WORK TO COMPLETE>
Where the data below has the string "this", return the whole line.

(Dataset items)
==============================
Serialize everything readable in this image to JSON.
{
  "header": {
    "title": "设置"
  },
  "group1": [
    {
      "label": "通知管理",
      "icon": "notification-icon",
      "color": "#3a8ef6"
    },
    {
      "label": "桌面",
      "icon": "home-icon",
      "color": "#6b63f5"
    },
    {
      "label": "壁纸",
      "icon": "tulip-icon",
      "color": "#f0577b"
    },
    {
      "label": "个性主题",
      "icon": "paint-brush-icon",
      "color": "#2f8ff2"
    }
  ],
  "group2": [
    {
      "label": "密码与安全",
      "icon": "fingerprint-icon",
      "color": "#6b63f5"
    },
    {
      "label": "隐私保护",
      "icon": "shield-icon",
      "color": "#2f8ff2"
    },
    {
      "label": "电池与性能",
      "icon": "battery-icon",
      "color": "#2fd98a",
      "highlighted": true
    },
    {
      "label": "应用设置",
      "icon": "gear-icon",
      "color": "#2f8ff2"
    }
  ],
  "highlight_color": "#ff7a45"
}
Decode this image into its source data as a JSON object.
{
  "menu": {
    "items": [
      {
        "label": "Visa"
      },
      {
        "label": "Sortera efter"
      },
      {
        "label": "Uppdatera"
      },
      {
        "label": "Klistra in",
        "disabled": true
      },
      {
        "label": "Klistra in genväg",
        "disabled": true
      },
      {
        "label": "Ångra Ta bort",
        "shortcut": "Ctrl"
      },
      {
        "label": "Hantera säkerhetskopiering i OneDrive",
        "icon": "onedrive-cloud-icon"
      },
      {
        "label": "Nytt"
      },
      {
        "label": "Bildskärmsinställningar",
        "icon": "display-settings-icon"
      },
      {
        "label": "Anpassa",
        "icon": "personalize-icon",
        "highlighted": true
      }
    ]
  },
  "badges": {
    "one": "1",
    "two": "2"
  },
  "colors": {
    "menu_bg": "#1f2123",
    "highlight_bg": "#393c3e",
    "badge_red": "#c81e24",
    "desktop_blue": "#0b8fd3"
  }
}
==============================
RESPONSE TO THE EXERCISE>
Serialize everything readable in this image to JSON.
Decode this image into its source data as a JSON object.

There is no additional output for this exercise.